Every line from the one with "Transcribe this image's" through the end of the entries below should be written out exactly; the pictures should not.
___
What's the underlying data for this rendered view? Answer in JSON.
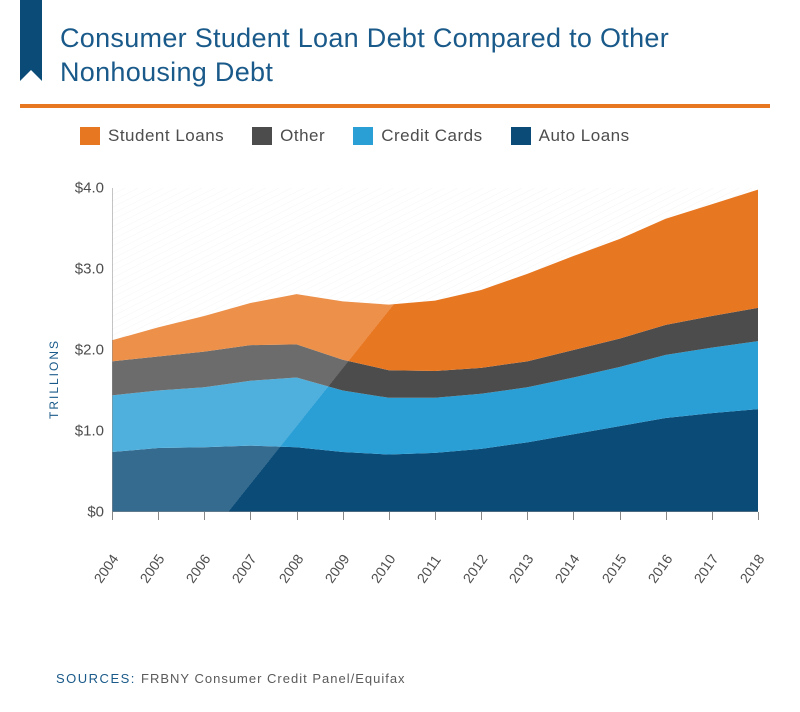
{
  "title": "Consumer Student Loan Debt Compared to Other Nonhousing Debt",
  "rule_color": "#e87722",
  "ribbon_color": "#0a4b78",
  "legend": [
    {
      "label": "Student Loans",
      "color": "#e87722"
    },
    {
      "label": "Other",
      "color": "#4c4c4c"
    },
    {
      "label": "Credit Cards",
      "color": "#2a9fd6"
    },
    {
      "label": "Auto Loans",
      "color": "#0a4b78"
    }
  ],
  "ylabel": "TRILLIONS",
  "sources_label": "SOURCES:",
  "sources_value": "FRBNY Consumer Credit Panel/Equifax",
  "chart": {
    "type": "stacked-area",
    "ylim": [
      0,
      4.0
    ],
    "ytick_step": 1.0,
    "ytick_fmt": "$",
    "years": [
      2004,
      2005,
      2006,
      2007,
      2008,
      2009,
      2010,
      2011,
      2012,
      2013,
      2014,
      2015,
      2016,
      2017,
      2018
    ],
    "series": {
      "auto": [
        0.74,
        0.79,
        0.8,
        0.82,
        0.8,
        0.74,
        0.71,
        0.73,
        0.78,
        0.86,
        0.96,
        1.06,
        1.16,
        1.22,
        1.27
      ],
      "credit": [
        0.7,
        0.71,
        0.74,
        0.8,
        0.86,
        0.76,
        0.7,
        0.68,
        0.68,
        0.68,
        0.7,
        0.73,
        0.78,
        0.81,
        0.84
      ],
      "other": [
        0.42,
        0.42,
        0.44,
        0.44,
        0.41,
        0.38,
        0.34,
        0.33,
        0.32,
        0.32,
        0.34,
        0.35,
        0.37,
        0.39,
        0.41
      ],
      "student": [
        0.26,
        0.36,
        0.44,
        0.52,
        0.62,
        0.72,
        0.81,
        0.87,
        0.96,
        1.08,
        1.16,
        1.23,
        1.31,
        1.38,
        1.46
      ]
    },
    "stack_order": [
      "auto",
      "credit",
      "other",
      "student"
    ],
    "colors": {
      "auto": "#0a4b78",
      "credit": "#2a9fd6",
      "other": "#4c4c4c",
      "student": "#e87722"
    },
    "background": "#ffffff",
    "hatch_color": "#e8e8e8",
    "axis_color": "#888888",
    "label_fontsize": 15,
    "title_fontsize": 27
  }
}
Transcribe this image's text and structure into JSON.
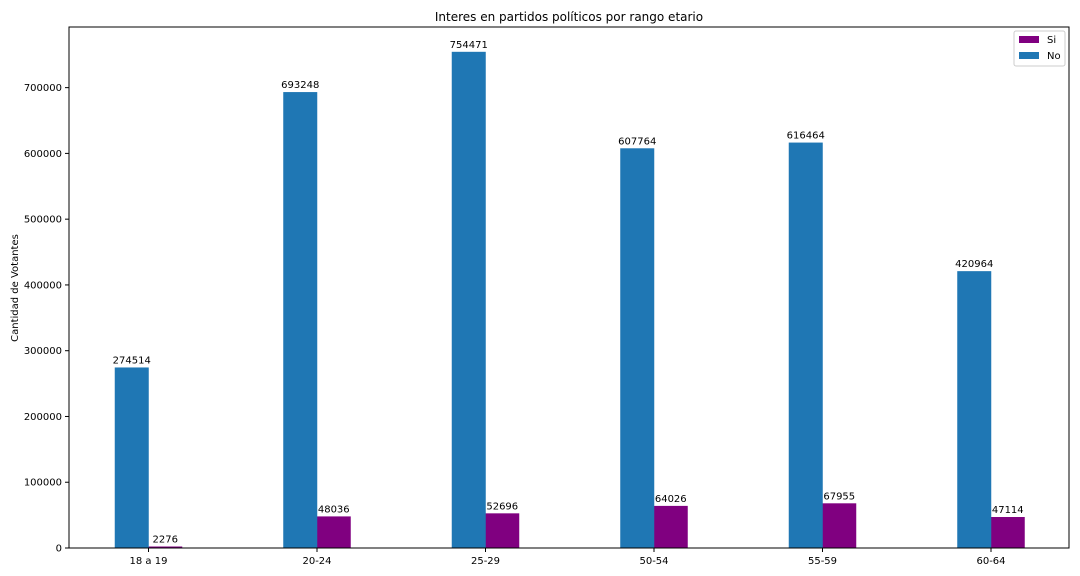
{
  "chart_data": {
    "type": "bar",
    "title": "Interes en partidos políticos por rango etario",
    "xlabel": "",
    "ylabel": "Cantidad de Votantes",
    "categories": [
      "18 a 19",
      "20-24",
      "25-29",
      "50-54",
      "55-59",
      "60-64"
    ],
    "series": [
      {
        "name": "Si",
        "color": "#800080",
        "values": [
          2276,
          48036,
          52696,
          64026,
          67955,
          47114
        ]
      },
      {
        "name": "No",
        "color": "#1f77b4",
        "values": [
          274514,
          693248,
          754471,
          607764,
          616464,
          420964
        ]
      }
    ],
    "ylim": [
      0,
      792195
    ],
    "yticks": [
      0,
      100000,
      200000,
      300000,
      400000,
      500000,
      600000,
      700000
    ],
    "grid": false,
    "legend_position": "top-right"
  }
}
___
### [Solved exercise]
Transcribe this image's text and structure into JSON.
{
  "chart_data": {
    "type": "bar",
    "title": "Interes en partidos políticos por rango etario",
    "xlabel": "",
    "ylabel": "Cantidad de Votantes",
    "categories": [
      "18 a 19",
      "20-24",
      "25-29",
      "50-54",
      "55-59",
      "60-64"
    ],
    "series": [
      {
        "name": "Si",
        "color": "#800080",
        "values": [
          2276,
          48036,
          52696,
          64026,
          67955,
          47114
        ]
      },
      {
        "name": "No",
        "color": "#1f77b4",
        "values": [
          274514,
          693248,
          754471,
          607764,
          616464,
          420964
        ]
      }
    ],
    "ylim": [
      0,
      792195
    ],
    "yticks": [
      0,
      100000,
      200000,
      300000,
      400000,
      500000,
      600000,
      700000
    ],
    "grid": false,
    "legend_position": "top-right"
  }
}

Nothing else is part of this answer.